Extracts from a graphics dataset
######

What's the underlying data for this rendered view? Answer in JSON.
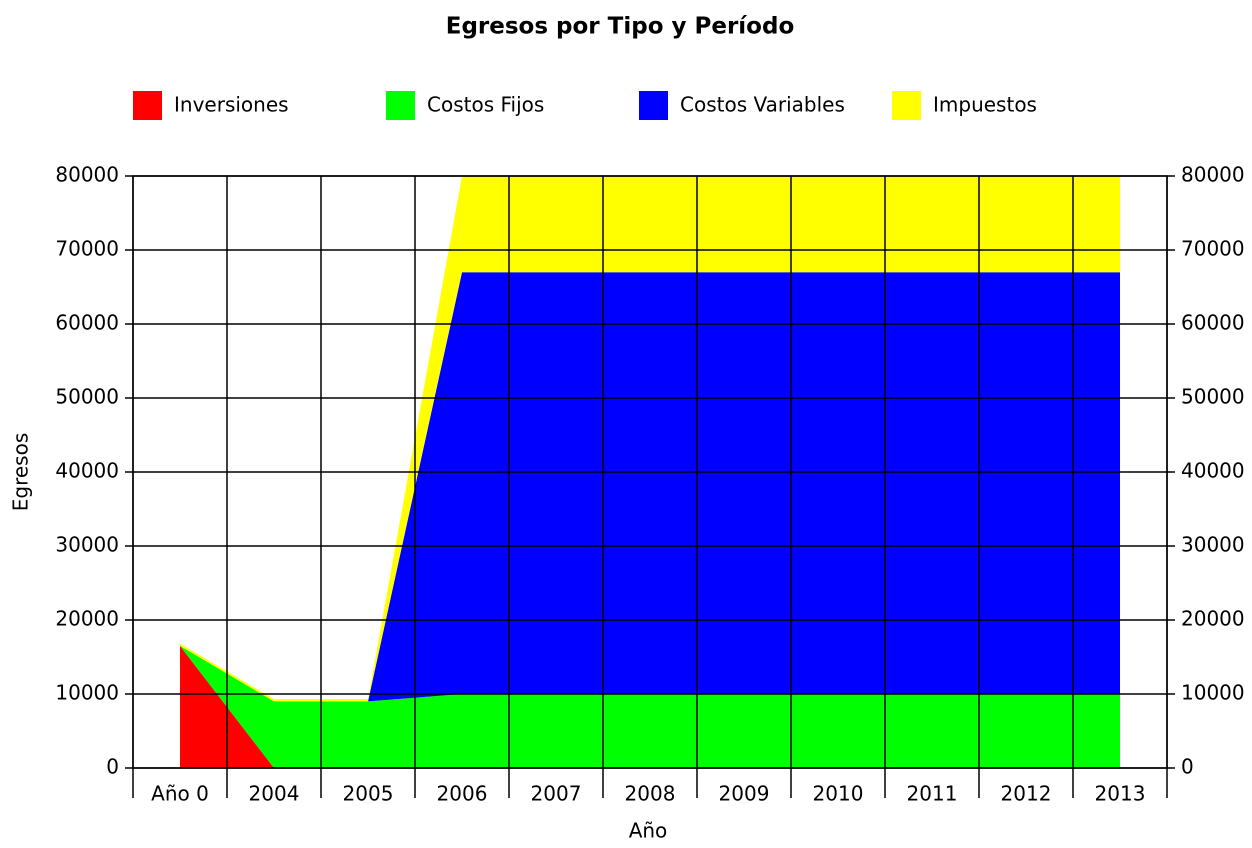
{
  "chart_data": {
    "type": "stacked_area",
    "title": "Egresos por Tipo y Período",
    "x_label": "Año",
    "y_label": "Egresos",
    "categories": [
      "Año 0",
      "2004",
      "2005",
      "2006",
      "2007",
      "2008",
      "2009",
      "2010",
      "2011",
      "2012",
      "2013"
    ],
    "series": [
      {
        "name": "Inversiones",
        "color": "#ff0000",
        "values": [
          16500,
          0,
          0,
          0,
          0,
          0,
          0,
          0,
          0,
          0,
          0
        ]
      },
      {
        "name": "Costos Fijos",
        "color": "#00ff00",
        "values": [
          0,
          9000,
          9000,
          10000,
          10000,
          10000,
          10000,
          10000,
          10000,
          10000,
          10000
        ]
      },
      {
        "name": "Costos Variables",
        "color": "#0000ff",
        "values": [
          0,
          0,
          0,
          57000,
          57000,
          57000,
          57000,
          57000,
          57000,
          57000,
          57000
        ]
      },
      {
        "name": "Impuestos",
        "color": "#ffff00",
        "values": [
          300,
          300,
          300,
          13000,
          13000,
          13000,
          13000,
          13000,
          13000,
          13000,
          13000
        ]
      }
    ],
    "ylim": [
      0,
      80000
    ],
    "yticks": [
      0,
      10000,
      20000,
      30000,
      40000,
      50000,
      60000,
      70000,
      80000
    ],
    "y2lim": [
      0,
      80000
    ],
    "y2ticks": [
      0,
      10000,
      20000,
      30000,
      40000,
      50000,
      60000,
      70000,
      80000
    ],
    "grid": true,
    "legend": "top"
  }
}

######

YOUR GOAL: Write out the listing above again, exactly, but with no pictures in the copy.

FULL OUTPUT:
What's the underlying data for this rendered view? Answer in JSON.
{
  "chart_data": {
    "type": "stacked_area",
    "title": "Egresos por Tipo y Período",
    "x_label": "Año",
    "y_label": "Egresos",
    "categories": [
      "Año 0",
      "2004",
      "2005",
      "2006",
      "2007",
      "2008",
      "2009",
      "2010",
      "2011",
      "2012",
      "2013"
    ],
    "series": [
      {
        "name": "Inversiones",
        "color": "#ff0000",
        "values": [
          16500,
          0,
          0,
          0,
          0,
          0,
          0,
          0,
          0,
          0,
          0
        ]
      },
      {
        "name": "Costos Fijos",
        "color": "#00ff00",
        "values": [
          0,
          9000,
          9000,
          10000,
          10000,
          10000,
          10000,
          10000,
          10000,
          10000,
          10000
        ]
      },
      {
        "name": "Costos Variables",
        "color": "#0000ff",
        "values": [
          0,
          0,
          0,
          57000,
          57000,
          57000,
          57000,
          57000,
          57000,
          57000,
          57000
        ]
      },
      {
        "name": "Impuestos",
        "color": "#ffff00",
        "values": [
          300,
          300,
          300,
          13000,
          13000,
          13000,
          13000,
          13000,
          13000,
          13000,
          13000
        ]
      }
    ],
    "ylim": [
      0,
      80000
    ],
    "yticks": [
      0,
      10000,
      20000,
      30000,
      40000,
      50000,
      60000,
      70000,
      80000
    ],
    "y2lim": [
      0,
      80000
    ],
    "y2ticks": [
      0,
      10000,
      20000,
      30000,
      40000,
      50000,
      60000,
      70000,
      80000
    ],
    "grid": true,
    "legend": "top"
  }
}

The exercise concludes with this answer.